** Given text **
►

There’s a well-known argument around data architecture versus information architecture. And the question often asked is: Are they the same thing?
Enterprise architect and Microsoft blog contributor, Nick Malik, recognized the inherent confusion when he was part of a group working to clean up the Wikipedia entries on the subjects. His team believed the entries should be combined. However, in 2014, when he polled the IT community he soon discovered a split audience, where about half of all survey participants believed the two should remain separate.
Let’s take a look at the differences between data and information and the key considerations your enterprise organization needs to understand.
Data Architecture vs Information Architecture
This author agrees that information architecture and data architecture represent two distinctly different entities. There are a couple of reasons for this as described below:
Distinction in Data vs Information
Simply put, data refers to raw, unorganized facts. Think of data as bundles of bulk entries gathered and stored without context. Once context has been attributed to the data by stringing two or more pieces together in a meaningful way, it becomes information.
Similarly, it’s also important to understand the difference as it regards infrastructure:
- Information architecture refers to the development of programs designed to input, store, and analyze meaningful information.
- Data architecture is the development of programs that interpret and store data.
Distinction in Architecture
Since we’ve established that data and information are not the same, it stands to reason that they can’t be treated the same way in their architecture platforms.
Data architecture is foundational. It looks at incoming data and determines how it’s captured, stored, and integrated into other platforms. One such platform is likely a piece of information architecture, like a CRM, that uses raw customer data to draw meaningful connections about sales and sales processes.
The CRM is the information architecture in this example because it specializes in taking raw data and transforming it into something useful.
That’s the clear distinction between data architecture and information architecture. Data architecture defines the collection, storage and movement of data across an organization while information architecture interprets the individual data points into meaningful, useable information.

◄

** Goal **
Explain why the text on data architecture versus information architecture treats the CRM in its example as information architecture.

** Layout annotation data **
►

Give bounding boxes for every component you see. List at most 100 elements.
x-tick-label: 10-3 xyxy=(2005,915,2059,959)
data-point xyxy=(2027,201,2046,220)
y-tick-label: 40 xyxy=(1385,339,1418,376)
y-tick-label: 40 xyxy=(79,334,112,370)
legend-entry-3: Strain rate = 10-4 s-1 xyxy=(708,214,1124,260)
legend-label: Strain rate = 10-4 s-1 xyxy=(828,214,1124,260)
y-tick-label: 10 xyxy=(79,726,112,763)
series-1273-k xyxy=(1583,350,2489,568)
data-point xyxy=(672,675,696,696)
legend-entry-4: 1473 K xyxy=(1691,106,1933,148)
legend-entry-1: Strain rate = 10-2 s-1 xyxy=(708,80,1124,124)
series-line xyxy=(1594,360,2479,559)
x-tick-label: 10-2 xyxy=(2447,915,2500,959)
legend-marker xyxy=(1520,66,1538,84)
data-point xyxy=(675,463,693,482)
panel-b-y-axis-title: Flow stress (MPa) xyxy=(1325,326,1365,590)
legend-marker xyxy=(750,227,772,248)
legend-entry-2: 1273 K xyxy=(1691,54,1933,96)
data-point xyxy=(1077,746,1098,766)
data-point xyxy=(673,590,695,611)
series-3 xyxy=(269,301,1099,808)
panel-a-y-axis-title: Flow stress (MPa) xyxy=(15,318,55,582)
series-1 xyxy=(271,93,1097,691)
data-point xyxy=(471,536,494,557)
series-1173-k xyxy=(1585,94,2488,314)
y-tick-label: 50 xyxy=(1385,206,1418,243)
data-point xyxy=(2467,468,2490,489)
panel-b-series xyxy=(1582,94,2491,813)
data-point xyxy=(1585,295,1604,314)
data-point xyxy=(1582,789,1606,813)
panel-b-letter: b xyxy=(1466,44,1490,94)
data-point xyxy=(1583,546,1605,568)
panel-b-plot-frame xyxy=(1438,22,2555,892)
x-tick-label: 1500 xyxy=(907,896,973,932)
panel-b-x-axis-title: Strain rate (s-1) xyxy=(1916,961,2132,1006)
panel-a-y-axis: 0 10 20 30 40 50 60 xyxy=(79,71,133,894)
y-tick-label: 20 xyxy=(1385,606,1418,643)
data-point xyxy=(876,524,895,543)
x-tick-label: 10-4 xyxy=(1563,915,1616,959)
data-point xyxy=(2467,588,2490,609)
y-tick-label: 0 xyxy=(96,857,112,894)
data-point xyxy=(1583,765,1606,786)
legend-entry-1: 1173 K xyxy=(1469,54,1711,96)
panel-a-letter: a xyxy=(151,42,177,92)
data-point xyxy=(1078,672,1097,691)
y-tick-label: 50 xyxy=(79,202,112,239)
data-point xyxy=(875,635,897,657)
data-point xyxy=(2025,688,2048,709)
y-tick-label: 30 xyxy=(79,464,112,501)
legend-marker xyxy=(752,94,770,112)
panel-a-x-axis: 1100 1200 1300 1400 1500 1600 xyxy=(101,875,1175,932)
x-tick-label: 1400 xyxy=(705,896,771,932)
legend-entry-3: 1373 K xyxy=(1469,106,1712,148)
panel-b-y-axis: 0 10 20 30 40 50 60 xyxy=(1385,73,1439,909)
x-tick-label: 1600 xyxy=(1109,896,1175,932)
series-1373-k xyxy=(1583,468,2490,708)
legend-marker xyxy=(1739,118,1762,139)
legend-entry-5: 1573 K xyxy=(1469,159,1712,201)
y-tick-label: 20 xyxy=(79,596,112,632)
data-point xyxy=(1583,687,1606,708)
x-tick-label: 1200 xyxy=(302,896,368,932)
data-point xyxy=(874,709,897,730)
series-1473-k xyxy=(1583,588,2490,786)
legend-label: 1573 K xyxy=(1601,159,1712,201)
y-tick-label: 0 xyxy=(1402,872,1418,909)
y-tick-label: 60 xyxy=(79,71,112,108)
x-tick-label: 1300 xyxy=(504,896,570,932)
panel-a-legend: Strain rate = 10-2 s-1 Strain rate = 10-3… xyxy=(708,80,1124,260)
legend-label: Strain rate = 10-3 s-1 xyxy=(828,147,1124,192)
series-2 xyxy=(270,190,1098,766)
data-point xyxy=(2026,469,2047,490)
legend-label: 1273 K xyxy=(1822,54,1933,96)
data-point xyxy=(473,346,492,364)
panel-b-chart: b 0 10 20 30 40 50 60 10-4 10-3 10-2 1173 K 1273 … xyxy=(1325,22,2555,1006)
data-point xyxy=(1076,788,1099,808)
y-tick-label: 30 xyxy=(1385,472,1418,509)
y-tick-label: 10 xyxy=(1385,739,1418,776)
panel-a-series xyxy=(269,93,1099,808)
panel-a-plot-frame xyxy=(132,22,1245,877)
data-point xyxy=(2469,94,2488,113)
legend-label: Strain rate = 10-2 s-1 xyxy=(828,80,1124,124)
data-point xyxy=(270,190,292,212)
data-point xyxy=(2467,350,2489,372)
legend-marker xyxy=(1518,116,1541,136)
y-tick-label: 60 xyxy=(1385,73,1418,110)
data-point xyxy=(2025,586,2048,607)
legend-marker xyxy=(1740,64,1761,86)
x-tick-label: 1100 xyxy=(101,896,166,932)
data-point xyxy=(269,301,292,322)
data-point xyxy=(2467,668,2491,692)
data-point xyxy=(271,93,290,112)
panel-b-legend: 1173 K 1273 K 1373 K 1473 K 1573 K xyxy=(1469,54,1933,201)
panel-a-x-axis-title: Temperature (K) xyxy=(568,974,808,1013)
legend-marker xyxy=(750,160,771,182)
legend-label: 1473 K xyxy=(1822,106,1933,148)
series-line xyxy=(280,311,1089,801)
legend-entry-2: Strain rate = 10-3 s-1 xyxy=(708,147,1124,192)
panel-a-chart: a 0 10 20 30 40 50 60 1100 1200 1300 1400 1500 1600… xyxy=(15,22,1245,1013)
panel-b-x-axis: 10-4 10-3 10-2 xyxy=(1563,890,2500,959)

◄

** Result below **
The CRM counts as information architecture because it specializes in taking raw data and transforming it into something useful. In the example, it uses raw customer data to draw meaningful connections about sales and sales processes.